Dataset records:
§ §

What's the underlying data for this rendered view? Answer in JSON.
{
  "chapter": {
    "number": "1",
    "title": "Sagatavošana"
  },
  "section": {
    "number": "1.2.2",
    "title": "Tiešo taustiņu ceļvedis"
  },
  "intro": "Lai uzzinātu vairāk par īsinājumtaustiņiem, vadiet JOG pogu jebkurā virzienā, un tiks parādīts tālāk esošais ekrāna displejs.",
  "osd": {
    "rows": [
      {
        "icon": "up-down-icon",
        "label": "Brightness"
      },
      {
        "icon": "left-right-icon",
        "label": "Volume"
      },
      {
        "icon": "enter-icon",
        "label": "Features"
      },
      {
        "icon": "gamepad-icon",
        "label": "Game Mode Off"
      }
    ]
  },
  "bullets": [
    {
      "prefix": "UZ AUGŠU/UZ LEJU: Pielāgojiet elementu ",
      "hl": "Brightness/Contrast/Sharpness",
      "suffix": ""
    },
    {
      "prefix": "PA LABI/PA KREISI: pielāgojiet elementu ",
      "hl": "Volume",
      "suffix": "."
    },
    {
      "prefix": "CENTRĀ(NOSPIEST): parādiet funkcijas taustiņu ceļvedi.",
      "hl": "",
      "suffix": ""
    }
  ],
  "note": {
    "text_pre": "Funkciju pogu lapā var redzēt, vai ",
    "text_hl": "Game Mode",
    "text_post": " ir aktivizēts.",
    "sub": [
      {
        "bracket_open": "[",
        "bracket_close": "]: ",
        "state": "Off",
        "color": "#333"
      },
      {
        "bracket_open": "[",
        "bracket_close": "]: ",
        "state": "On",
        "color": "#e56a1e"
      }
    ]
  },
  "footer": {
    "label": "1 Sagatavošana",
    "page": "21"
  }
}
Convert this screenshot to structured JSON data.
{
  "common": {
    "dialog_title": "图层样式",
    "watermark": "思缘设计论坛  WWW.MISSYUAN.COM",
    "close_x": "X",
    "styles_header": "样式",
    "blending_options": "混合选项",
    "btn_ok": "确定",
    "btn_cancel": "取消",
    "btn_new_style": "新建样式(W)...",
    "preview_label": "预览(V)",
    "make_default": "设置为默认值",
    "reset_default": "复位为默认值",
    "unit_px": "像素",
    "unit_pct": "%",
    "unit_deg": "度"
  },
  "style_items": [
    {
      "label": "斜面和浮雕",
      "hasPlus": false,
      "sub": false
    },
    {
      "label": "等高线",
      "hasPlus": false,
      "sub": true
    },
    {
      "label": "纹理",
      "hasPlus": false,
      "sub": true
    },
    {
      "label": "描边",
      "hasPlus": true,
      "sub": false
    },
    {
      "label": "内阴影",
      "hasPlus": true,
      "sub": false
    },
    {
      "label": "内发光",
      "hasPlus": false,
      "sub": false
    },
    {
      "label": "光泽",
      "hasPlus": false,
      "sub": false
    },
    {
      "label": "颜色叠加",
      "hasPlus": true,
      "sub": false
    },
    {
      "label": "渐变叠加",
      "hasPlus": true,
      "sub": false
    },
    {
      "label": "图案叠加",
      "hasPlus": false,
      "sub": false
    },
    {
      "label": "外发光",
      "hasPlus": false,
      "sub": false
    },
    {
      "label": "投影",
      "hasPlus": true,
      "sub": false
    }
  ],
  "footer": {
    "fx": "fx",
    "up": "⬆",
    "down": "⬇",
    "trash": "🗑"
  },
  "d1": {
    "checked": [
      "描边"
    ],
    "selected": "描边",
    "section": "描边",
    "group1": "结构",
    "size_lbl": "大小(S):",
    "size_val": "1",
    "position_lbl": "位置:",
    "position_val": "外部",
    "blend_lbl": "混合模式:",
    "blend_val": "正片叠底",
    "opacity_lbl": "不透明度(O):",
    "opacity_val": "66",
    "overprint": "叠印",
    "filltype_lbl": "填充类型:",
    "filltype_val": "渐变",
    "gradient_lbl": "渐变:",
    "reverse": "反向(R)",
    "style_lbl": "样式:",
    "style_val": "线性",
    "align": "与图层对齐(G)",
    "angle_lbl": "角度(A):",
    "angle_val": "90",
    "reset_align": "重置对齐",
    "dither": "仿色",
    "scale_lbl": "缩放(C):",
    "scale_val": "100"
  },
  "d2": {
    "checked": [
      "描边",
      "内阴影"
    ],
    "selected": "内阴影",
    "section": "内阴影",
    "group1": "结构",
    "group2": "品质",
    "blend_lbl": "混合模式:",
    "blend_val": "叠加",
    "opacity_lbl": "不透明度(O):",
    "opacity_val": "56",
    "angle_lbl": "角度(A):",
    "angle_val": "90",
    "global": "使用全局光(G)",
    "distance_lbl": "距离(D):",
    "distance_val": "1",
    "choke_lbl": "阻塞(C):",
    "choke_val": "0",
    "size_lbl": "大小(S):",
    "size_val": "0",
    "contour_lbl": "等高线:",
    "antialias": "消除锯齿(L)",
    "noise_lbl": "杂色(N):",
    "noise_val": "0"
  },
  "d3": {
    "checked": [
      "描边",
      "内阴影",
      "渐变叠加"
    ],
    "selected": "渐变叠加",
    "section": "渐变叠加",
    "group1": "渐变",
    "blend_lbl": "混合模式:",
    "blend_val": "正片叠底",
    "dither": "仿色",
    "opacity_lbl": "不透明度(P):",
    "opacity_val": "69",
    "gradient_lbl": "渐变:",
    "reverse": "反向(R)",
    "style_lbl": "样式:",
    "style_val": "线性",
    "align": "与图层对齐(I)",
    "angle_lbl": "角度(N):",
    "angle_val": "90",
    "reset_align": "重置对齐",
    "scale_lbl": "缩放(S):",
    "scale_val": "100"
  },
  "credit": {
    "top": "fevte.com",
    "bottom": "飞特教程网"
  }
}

§ §

> [Exercise] Repeat the material above in full, exactly as it stands.

> [Response]
What's the underlying data for this rendered view? Answer in JSON.
{
  "chapter": {
    "number": "1",
    "title": "Sagatavošana"
  },
  "section": {
    "number": "1.2.2",
    "title": "Tiešo taustiņu ceļvedis"
  },
  "intro": "Lai uzzinātu vairāk par īsinājumtaustiņiem, vadiet JOG pogu jebkurā virzienā, un tiks parādīts tālāk esošais ekrāna displejs.",
  "osd": {
    "rows": [
      {
        "icon": "up-down-icon",
        "label": "Brightness"
      },
      {
        "icon": "left-right-icon",
        "label": "Volume"
      },
      {
        "icon": "enter-icon",
        "label": "Features"
      },
      {
        "icon": "gamepad-icon",
        "label": "Game Mode Off"
      }
    ]
  },
  "bullets": [
    {
      "prefix": "UZ AUGŠU/UZ LEJU: Pielāgojiet elementu ",
      "hl": "Brightness/Contrast/Sharpness",
      "suffix": ""
    },
    {
      "prefix": "PA LABI/PA KREISI: pielāgojiet elementu ",
      "hl": "Volume",
      "suffix": "."
    },
    {
      "prefix": "CENTRĀ(NOSPIEST): parādiet funkcijas taustiņu ceļvedi.",
      "hl": "",
      "suffix": ""
    }
  ],
  "note": {
    "text_pre": "Funkciju pogu lapā var redzēt, vai ",
    "text_hl": "Game Mode",
    "text_post": " ir aktivizēts.",
    "sub": [
      {
        "bracket_open": "[",
        "bracket_close": "]: ",
        "state": "Off",
        "color": "#333"
      },
      {
        "bracket_open": "[",
        "bracket_close": "]: ",
        "state": "On",
        "color": "#e56a1e"
      }
    ]
  },
  "footer": {
    "label": "1 Sagatavošana",
    "page": "21"
  }
}
Convert this screenshot to structured JSON data.
{
  "common": {
    "dialog_title": "图层样式",
    "watermark": "思缘设计论坛  WWW.MISSYUAN.COM",
    "close_x": "X",
    "styles_header": "样式",
    "blending_options": "混合选项",
    "btn_ok": "确定",
    "btn_cancel": "取消",
    "btn_new_style": "新建样式(W)...",
    "preview_label": "预览(V)",
    "make_default": "设置为默认值",
    "reset_default": "复位为默认值",
    "unit_px": "像素",
    "unit_pct": "%",
    "unit_deg": "度"
  },
  "style_items": [
    {
      "label": "斜面和浮雕",
      "hasPlus": false,
      "sub": false
    },
    {
      "label": "等高线",
      "hasPlus": false,
      "sub": true
    },
    {
      "label": "纹理",
      "hasPlus": false,
      "sub": true
    },
    {
      "label": "描边",
      "hasPlus": true,
      "sub": false
    },
    {
      "label": "内阴影",
      "hasPlus": true,
      "sub": false
    },
    {
      "label": "内发光",
      "hasPlus": false,
      "sub": false
    },
    {
      "label": "光泽",
      "hasPlus": false,
      "sub": false
    },
    {
      "label": "颜色叠加",
      "hasPlus": true,
      "sub": false
    },
    {
      "label": "渐变叠加",
      "hasPlus": true,
      "sub": false
    },
    {
      "label": "图案叠加",
      "hasPlus": false,
      "sub": false
    },
    {
      "label": "外发光",
      "hasPlus": false,
      "sub": false
    },
    {
      "label": "投影",
      "hasPlus": true,
      "sub": false
    }
  ],
  "footer": {
    "fx": "fx",
    "up": "⬆",
    "down": "⬇",
    "trash": "🗑"
  },
  "d1": {
    "checked": [
      "描边"
    ],
    "selected": "描边",
    "section": "描边",
    "group1": "结构",
    "size_lbl": "大小(S):",
    "size_val": "1",
    "position_lbl": "位置:",
    "position_val": "外部",
    "blend_lbl": "混合模式:",
    "blend_val": "正片叠底",
    "opacity_lbl": "不透明度(O):",
    "opacity_val": "66",
    "overprint": "叠印",
    "filltype_lbl": "填充类型:",
    "filltype_val": "渐变",
    "gradient_lbl": "渐变:",
    "reverse": "反向(R)",
    "style_lbl": "样式:",
    "style_val": "线性",
    "align": "与图层对齐(G)",
    "angle_lbl": "角度(A):",
    "angle_val": "90",
    "reset_align": "重置对齐",
    "dither": "仿色",
    "scale_lbl": "缩放(C):",
    "scale_val": "100"
  },
  "d2": {
    "checked": [
      "描边",
      "内阴影"
    ],
    "selected": "内阴影",
    "section": "内阴影",
    "group1": "结构",
    "group2": "品质",
    "blend_lbl": "混合模式:",
    "blend_val": "叠加",
    "opacity_lbl": "不透明度(O):",
    "opacity_val": "56",
    "angle_lbl": "角度(A):",
    "angle_val": "90",
    "global": "使用全局光(G)",
    "distance_lbl": "距离(D):",
    "distance_val": "1",
    "choke_lbl": "阻塞(C):",
    "choke_val": "0",
    "size_lbl": "大小(S):",
    "size_val": "0",
    "contour_lbl": "等高线:",
    "antialias": "消除锯齿(L)",
    "noise_lbl": "杂色(N):",
    "noise_val": "0"
  },
  "d3": {
    "checked": [
      "描边",
      "内阴影",
      "渐变叠加"
    ],
    "selected": "渐变叠加",
    "section": "渐变叠加",
    "group1": "渐变",
    "blend_lbl": "混合模式:",
    "blend_val": "正片叠底",
    "dither": "仿色",
    "opacity_lbl": "不透明度(P):",
    "opacity_val": "69",
    "gradient_lbl": "渐变:",
    "reverse": "反向(R)",
    "style_lbl": "样式:",
    "style_val": "线性",
    "align": "与图层对齐(I)",
    "angle_lbl": "角度(N):",
    "angle_val": "90",
    "reset_align": "重置对齐",
    "scale_lbl": "缩放(S):",
    "scale_val": "100"
  },
  "credit": {
    "top": "fevte.com",
    "bottom": "飞特教程网"
  }
}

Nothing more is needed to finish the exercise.